Items listed in a dataset

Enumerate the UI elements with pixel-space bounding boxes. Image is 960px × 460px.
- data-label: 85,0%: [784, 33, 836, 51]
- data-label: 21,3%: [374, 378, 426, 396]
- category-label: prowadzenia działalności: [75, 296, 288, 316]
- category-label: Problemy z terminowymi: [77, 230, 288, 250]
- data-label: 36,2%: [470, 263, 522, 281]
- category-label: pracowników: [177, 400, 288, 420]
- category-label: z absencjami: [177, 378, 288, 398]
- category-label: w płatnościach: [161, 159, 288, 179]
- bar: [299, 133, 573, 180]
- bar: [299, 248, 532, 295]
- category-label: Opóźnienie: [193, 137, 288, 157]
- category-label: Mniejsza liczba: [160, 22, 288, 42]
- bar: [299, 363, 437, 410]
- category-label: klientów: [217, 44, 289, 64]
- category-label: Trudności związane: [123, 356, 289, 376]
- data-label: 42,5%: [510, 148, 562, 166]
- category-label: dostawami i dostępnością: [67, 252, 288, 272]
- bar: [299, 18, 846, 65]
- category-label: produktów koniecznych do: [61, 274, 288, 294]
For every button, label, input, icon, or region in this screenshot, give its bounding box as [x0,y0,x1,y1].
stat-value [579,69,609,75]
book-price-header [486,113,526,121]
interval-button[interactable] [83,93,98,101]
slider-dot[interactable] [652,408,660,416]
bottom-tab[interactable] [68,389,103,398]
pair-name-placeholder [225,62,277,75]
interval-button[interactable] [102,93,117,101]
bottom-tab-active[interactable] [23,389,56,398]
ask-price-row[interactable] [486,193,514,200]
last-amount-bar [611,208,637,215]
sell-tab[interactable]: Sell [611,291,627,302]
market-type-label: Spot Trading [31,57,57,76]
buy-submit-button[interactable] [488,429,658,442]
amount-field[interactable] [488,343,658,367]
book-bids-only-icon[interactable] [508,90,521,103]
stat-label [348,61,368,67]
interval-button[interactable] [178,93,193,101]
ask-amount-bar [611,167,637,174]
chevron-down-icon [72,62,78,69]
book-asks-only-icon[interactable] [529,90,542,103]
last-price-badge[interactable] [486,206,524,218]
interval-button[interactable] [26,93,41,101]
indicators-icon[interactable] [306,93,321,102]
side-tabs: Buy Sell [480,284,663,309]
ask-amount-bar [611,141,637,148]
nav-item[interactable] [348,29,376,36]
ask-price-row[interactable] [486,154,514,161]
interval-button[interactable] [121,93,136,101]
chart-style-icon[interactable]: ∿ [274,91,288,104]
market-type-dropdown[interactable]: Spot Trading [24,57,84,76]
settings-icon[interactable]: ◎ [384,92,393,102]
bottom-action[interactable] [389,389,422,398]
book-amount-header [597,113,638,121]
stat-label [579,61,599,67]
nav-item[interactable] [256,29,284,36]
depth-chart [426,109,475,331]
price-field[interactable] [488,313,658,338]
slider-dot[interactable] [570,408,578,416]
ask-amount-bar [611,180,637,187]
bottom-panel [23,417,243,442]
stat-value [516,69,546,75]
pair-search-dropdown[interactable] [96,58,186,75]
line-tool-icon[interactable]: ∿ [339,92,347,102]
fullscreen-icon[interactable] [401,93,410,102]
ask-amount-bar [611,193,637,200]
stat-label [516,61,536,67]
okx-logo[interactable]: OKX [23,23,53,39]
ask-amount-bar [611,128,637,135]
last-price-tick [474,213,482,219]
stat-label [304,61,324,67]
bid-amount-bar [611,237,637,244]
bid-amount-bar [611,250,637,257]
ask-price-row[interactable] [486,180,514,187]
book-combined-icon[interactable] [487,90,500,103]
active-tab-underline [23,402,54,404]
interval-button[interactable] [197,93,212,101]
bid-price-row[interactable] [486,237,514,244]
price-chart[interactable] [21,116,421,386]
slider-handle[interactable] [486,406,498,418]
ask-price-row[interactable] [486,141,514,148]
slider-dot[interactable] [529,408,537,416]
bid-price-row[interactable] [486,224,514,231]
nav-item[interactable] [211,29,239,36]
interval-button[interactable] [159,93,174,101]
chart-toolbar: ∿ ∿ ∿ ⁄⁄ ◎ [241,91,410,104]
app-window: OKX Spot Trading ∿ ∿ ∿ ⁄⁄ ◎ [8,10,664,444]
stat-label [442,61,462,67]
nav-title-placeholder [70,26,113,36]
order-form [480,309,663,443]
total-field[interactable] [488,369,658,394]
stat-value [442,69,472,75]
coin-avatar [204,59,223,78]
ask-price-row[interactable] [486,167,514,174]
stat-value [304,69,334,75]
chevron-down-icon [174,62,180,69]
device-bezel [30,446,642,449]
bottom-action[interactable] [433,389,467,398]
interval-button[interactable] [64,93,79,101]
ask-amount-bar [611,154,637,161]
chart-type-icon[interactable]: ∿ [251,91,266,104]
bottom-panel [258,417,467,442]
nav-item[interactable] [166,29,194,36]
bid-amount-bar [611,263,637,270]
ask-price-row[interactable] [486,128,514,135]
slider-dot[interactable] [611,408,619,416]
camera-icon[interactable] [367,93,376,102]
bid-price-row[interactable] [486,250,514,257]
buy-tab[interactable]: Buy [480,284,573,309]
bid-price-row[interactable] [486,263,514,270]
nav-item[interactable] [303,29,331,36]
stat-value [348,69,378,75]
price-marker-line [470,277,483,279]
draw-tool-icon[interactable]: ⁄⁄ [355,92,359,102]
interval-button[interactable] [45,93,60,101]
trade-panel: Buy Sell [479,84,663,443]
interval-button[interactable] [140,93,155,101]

**Brief**
Find every line of the data above that contains the string "Spot", and copy each of those lines. Case counts.

**Solved problem**
market-type-label: Spot Trading [31,57,57,76]
market-type-dropdown[interactable]: Spot Trading [24,57,84,76]
app-window: OKX Spot Trading ∿ ∿ ∿ ⁄⁄ ◎ [8,10,664,444]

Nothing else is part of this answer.